• _AVAILABLE DATA_
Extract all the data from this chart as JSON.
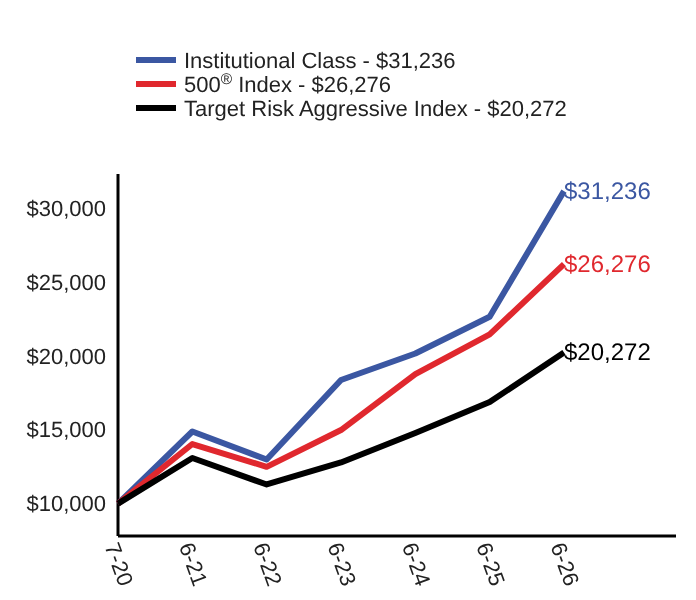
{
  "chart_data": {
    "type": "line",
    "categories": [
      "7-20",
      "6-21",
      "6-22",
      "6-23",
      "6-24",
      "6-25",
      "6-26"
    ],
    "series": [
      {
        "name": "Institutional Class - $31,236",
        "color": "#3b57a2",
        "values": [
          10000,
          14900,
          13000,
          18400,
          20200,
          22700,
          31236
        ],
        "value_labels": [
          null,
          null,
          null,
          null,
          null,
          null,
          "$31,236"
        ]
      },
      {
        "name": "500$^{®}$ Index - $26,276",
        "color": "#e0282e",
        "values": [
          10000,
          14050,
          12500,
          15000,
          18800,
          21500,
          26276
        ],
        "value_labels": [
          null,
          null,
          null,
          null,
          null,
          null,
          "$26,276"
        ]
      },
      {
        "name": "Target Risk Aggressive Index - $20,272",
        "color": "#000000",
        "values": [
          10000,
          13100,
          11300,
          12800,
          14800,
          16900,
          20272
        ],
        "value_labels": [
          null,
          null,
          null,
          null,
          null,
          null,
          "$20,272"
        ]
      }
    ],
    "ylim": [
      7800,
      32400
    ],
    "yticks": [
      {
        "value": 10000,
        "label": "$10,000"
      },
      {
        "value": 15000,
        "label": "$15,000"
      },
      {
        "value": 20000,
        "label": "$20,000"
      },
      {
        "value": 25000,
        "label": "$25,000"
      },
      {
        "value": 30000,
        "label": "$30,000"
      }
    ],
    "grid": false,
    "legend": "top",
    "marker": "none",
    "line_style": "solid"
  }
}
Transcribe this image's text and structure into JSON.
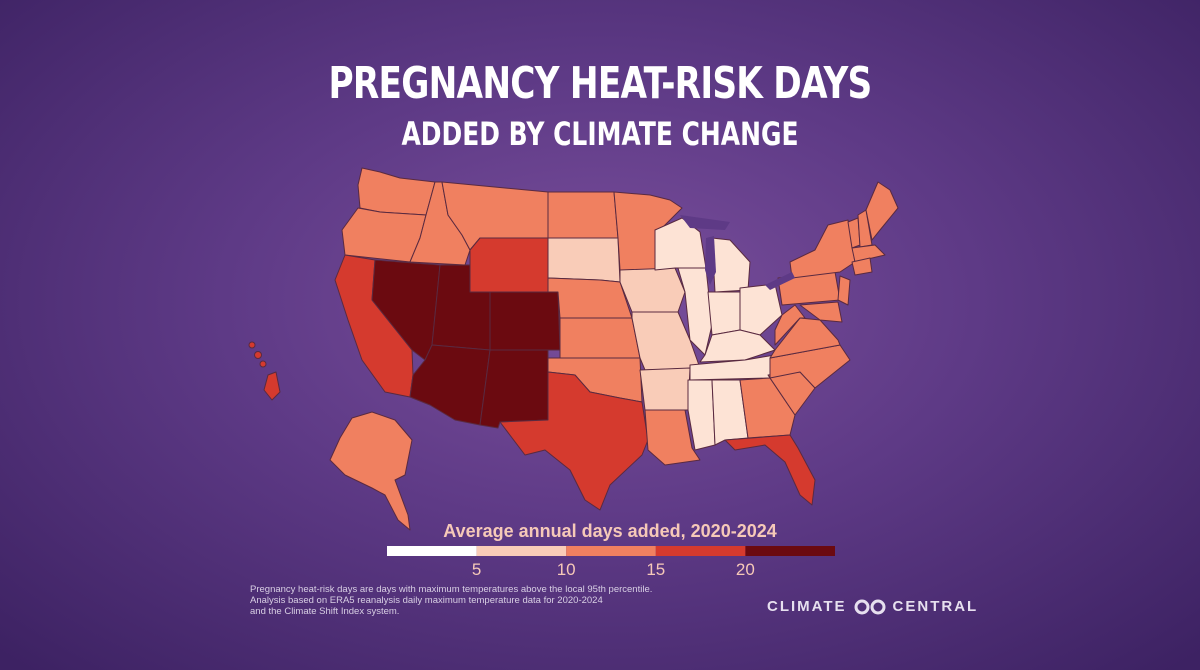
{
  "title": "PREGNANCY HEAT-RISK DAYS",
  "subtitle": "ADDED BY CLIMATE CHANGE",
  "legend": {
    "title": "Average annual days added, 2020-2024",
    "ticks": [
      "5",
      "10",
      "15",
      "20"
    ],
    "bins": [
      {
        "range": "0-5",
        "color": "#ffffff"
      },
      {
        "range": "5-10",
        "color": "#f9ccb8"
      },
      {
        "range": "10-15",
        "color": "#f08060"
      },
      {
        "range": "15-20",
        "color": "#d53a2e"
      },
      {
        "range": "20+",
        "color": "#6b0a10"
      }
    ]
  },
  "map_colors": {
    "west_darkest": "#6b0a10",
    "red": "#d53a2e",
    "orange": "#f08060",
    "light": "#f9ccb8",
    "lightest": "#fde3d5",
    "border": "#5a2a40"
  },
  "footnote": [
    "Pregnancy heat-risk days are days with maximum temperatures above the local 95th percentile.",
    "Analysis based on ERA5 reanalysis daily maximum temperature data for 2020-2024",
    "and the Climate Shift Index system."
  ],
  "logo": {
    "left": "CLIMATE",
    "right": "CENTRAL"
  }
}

• _PROBLEM REQUIREMENTS_
Repeat the data exactly in full, omitting its pictures.

• _COMPLETE ANSWER_
Extract all the data from this chart as JSON.
{
  "chart_data": {
    "type": "line",
    "categories": [
      "7-20",
      "6-21",
      "6-22",
      "6-23",
      "6-24",
      "6-25",
      "6-26"
    ],
    "series": [
      {
        "name": "Institutional Class - $31,236",
        "color": "#3b57a2",
        "values": [
          10000,
          14900,
          13000,
          18400,
          20200,
          22700,
          31236
        ],
        "value_labels": [
          null,
          null,
          null,
          null,
          null,
          null,
          "$31,236"
        ]
      },
      {
        "name": "500$^{®}$ Index - $26,276",
        "color": "#e0282e",
        "values": [
          10000,
          14050,
          12500,
          15000,
          18800,
          21500,
          26276
        ],
        "value_labels": [
          null,
          null,
          null,
          null,
          null,
          null,
          "$26,276"
        ]
      },
      {
        "name": "Target Risk Aggressive Index - $20,272",
        "color": "#000000",
        "values": [
          10000,
          13100,
          11300,
          12800,
          14800,
          16900,
          20272
        ],
        "value_labels": [
          null,
          null,
          null,
          null,
          null,
          null,
          "$20,272"
        ]
      }
    ],
    "ylim": [
      7800,
      32400
    ],
    "yticks": [
      {
        "value": 10000,
        "label": "$10,000"
      },
      {
        "value": 15000,
        "label": "$15,000"
      },
      {
        "value": 20000,
        "label": "$20,000"
      },
      {
        "value": 25000,
        "label": "$25,000"
      },
      {
        "value": 30000,
        "label": "$30,000"
      }
    ],
    "grid": false,
    "legend": "top",
    "marker": "none",
    "line_style": "solid"
  }
}
Transcribe this image's text and structure into JSON.
{
  "title": "PREGNANCY HEAT-RISK DAYS",
  "subtitle": "ADDED BY CLIMATE CHANGE",
  "legend": {
    "title": "Average annual days added, 2020-2024",
    "ticks": [
      "5",
      "10",
      "15",
      "20"
    ],
    "bins": [
      {
        "range": "0-5",
        "color": "#ffffff"
      },
      {
        "range": "5-10",
        "color": "#f9ccb8"
      },
      {
        "range": "10-15",
        "color": "#f08060"
      },
      {
        "range": "15-20",
        "color": "#d53a2e"
      },
      {
        "range": "20+",
        "color": "#6b0a10"
      }
    ]
  },
  "map_colors": {
    "west_darkest": "#6b0a10",
    "red": "#d53a2e",
    "orange": "#f08060",
    "light": "#f9ccb8",
    "lightest": "#fde3d5",
    "border": "#5a2a40"
  },
  "footnote": [
    "Pregnancy heat-risk days are days with maximum temperatures above the local 95th percentile.",
    "Analysis based on ERA5 reanalysis daily maximum temperature data for 2020-2024",
    "and the Climate Shift Index system."
  ],
  "logo": {
    "left": "CLIMATE",
    "right": "CENTRAL"
  }
}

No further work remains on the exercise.